• **Written problem**
Restate each entry word for word, leaving nothing out.
# Extracted entries start
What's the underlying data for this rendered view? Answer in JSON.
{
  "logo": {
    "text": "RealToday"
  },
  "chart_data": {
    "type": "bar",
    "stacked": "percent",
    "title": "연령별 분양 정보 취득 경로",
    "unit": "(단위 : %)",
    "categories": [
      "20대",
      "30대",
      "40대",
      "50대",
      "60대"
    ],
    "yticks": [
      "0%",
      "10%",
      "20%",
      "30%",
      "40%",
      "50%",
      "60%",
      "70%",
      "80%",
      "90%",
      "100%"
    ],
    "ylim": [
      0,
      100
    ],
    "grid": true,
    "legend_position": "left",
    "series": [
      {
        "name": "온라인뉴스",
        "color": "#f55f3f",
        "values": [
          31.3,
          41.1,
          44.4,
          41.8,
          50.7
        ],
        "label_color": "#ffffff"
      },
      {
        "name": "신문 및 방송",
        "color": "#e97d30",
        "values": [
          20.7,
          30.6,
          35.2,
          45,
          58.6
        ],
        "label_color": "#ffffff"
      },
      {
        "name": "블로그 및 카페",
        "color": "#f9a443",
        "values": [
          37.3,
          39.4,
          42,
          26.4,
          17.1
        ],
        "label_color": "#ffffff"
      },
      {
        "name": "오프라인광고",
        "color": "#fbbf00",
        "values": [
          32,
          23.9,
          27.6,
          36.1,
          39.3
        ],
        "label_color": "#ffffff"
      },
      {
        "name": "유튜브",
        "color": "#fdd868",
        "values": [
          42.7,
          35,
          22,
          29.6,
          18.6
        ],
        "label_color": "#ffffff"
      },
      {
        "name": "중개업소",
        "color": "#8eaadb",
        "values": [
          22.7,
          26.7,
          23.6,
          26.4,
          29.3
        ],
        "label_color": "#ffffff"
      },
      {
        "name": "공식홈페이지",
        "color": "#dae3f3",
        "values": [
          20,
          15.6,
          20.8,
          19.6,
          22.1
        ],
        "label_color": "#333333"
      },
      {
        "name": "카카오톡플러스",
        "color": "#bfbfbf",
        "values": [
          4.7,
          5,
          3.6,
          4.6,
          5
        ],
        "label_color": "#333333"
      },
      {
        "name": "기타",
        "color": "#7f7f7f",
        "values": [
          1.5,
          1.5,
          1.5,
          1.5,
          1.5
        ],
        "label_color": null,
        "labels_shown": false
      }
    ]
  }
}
# Extracted entries end
• **The result**
What's the underlying data for this rendered view? Answer in JSON.
{
  "logo": {
    "text": "RealToday"
  },
  "chart_data": {
    "type": "bar",
    "stacked": "percent",
    "title": "연령별 분양 정보 취득 경로",
    "unit": "(단위 : %)",
    "categories": [
      "20대",
      "30대",
      "40대",
      "50대",
      "60대"
    ],
    "yticks": [
      "0%",
      "10%",
      "20%",
      "30%",
      "40%",
      "50%",
      "60%",
      "70%",
      "80%",
      "90%",
      "100%"
    ],
    "ylim": [
      0,
      100
    ],
    "grid": true,
    "legend_position": "left",
    "series": [
      {
        "name": "온라인뉴스",
        "color": "#f55f3f",
        "values": [
          31.3,
          41.1,
          44.4,
          41.8,
          50.7
        ],
        "label_color": "#ffffff"
      },
      {
        "name": "신문 및 방송",
        "color": "#e97d30",
        "values": [
          20.7,
          30.6,
          35.2,
          45,
          58.6
        ],
        "label_color": "#ffffff"
      },
      {
        "name": "블로그 및 카페",
        "color": "#f9a443",
        "values": [
          37.3,
          39.4,
          42,
          26.4,
          17.1
        ],
        "label_color": "#ffffff"
      },
      {
        "name": "오프라인광고",
        "color": "#fbbf00",
        "values": [
          32,
          23.9,
          27.6,
          36.1,
          39.3
        ],
        "label_color": "#ffffff"
      },
      {
        "name": "유튜브",
        "color": "#fdd868",
        "values": [
          42.7,
          35,
          22,
          29.6,
          18.6
        ],
        "label_color": "#ffffff"
      },
      {
        "name": "중개업소",
        "color": "#8eaadb",
        "values": [
          22.7,
          26.7,
          23.6,
          26.4,
          29.3
        ],
        "label_color": "#ffffff"
      },
      {
        "name": "공식홈페이지",
        "color": "#dae3f3",
        "values": [
          20,
          15.6,
          20.8,
          19.6,
          22.1
        ],
        "label_color": "#333333"
      },
      {
        "name": "카카오톡플러스",
        "color": "#bfbfbf",
        "values": [
          4.7,
          5,
          3.6,
          4.6,
          5
        ],
        "label_color": "#333333"
      },
      {
        "name": "기타",
        "color": "#7f7f7f",
        "values": [
          1.5,
          1.5,
          1.5,
          1.5,
          1.5
        ],
        "label_color": null,
        "labels_shown": false
      }
    ]
  }
}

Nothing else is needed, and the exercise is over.